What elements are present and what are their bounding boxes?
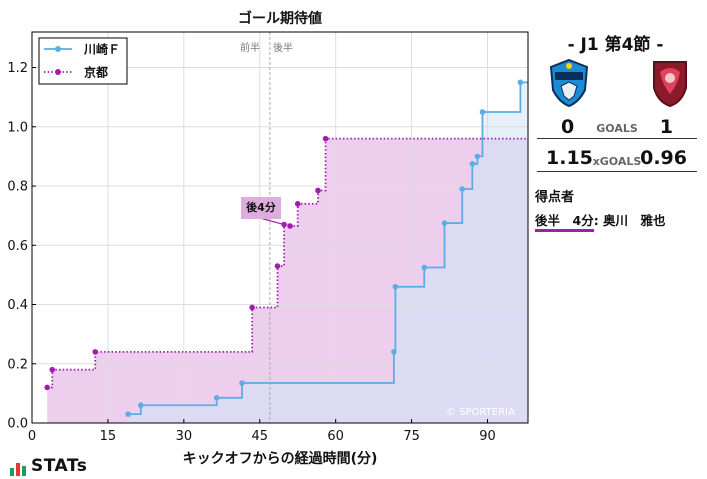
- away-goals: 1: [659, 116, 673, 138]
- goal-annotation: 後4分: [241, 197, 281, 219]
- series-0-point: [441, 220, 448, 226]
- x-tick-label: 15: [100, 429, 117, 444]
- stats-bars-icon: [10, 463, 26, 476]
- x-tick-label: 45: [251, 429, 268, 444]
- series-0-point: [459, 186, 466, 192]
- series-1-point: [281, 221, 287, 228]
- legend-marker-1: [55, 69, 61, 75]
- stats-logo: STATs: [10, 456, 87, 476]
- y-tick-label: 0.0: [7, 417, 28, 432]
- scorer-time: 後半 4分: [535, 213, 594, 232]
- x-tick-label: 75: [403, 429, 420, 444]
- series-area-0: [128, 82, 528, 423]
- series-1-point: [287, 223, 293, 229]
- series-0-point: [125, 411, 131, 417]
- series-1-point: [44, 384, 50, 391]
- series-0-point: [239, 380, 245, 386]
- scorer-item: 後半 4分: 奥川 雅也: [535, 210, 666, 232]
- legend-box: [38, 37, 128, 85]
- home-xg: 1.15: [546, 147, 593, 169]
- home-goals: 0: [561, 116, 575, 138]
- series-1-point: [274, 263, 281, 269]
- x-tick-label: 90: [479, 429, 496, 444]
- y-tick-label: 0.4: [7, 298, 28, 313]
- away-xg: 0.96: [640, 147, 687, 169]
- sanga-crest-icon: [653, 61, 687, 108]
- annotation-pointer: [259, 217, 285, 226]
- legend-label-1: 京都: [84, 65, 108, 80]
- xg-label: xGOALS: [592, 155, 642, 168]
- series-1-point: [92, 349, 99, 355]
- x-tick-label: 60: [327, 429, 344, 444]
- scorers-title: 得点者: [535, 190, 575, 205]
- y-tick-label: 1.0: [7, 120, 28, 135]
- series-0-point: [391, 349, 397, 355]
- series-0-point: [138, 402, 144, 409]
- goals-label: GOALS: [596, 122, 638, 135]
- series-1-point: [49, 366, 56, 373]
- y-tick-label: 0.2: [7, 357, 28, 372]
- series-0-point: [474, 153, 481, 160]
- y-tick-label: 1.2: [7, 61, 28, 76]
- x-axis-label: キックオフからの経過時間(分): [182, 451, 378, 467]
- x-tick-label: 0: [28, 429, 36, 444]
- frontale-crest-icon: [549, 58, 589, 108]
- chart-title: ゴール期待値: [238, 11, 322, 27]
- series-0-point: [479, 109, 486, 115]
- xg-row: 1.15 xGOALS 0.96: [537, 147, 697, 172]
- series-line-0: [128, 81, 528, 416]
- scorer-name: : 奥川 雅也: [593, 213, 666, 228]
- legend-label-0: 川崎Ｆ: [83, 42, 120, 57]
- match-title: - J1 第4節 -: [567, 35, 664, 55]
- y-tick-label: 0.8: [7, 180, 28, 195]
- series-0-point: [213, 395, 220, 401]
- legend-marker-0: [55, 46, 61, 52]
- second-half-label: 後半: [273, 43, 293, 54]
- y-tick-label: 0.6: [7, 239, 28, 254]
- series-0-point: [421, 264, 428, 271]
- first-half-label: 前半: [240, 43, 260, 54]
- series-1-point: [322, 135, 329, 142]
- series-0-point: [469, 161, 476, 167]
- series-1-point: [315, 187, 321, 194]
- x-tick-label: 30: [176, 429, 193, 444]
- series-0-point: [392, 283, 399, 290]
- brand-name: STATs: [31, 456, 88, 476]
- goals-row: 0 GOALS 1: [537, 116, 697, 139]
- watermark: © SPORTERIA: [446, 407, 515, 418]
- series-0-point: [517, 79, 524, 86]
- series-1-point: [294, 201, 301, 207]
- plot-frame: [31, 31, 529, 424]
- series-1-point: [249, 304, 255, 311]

++++++++

• **Sobre a tarefa**
Escreva de novo todas as linhas acima, sem alterar nada, mas deixe as imagens fora da resposta.

• **Resposta correta**
What elements are present and what are their bounding boxes?
- away-goals: 1: [659, 116, 673, 138]
- goal-annotation: 後4分: [241, 197, 281, 219]
- series-0-point: [441, 220, 448, 226]
- x-tick-label: 15: [100, 429, 117, 444]
- stats-bars-icon: [10, 463, 26, 476]
- x-tick-label: 45: [251, 429, 268, 444]
- series-0-point: [459, 186, 466, 192]
- series-1-point: [281, 221, 287, 228]
- legend-marker-1: [55, 69, 61, 75]
- stats-logo: STATs: [10, 456, 87, 476]
- y-tick-label: 0.0: [7, 417, 28, 432]
- scorer-time: 後半 4分: [535, 213, 594, 232]
- x-tick-label: 75: [403, 429, 420, 444]
- series-area-0: [128, 82, 528, 423]
- series-1-point: [287, 223, 293, 229]
- series-0-point: [125, 411, 131, 417]
- series-1-point: [44, 384, 50, 391]
- series-0-point: [239, 380, 245, 386]
- scorer-item: 後半 4分: 奥川 雅也: [535, 210, 666, 232]
- legend-box: [38, 37, 128, 85]
- home-xg: 1.15: [546, 147, 593, 169]
- home-goals: 0: [561, 116, 575, 138]
- series-1-point: [274, 263, 281, 269]
- x-tick-label: 90: [479, 429, 496, 444]
- y-tick-label: 0.4: [7, 298, 28, 313]
- away-xg: 0.96: [640, 147, 687, 169]
- sanga-crest-icon: [653, 61, 687, 108]
- annotation-pointer: [259, 217, 285, 226]
- legend-label-1: 京都: [84, 65, 108, 80]
- xg-label: xGOALS: [592, 155, 642, 168]
- series-1-point: [92, 349, 99, 355]
- x-tick-label: 60: [327, 429, 344, 444]
- scorers-title: 得点者: [535, 190, 575, 205]
- y-tick-label: 1.0: [7, 120, 28, 135]
- series-0-point: [391, 349, 397, 355]
- series-0-point: [138, 402, 144, 409]
- goals-label: GOALS: [596, 122, 638, 135]
- series-1-point: [49, 366, 56, 373]
- y-tick-label: 0.2: [7, 357, 28, 372]
- series-0-point: [474, 153, 481, 160]
- y-tick-label: 1.2: [7, 61, 28, 76]
- x-axis-label: キックオフからの経過時間(分): [182, 451, 378, 467]
- x-tick-label: 0: [28, 429, 36, 444]
- frontale-crest-icon: [549, 58, 589, 108]
- chart-title: ゴール期待値: [238, 11, 322, 27]
- series-0-point: [479, 109, 486, 115]
- xg-row: 1.15 xGOALS 0.96: [537, 147, 697, 172]
- series-line-0: [128, 81, 528, 416]
- scorer-name: : 奥川 雅也: [593, 213, 666, 228]
- legend-label-0: 川崎Ｆ: [83, 42, 120, 57]
- match-title: - J1 第4節 -: [567, 35, 664, 55]
- y-tick-label: 0.8: [7, 180, 28, 195]
- series-0-point: [213, 395, 220, 401]
- legend-marker-0: [55, 46, 61, 52]
- second-half-label: 後半: [273, 43, 293, 54]
- y-tick-label: 0.6: [7, 239, 28, 254]
- series-0-point: [421, 264, 428, 271]
- first-half-label: 前半: [240, 43, 260, 54]
- series-1-point: [322, 135, 329, 142]
- series-0-point: [469, 161, 476, 167]
- series-1-point: [315, 187, 321, 194]
- x-tick-label: 30: [176, 429, 193, 444]
- series-0-point: [392, 283, 399, 290]
- brand-name: STATs: [31, 456, 88, 476]
- goals-row: 0 GOALS 1: [537, 116, 697, 139]
- watermark: © SPORTERIA: [446, 407, 515, 418]
- series-0-point: [517, 79, 524, 86]
- series-1-point: [294, 201, 301, 207]
- plot-frame: [31, 31, 529, 424]
- series-1-point: [249, 304, 255, 311]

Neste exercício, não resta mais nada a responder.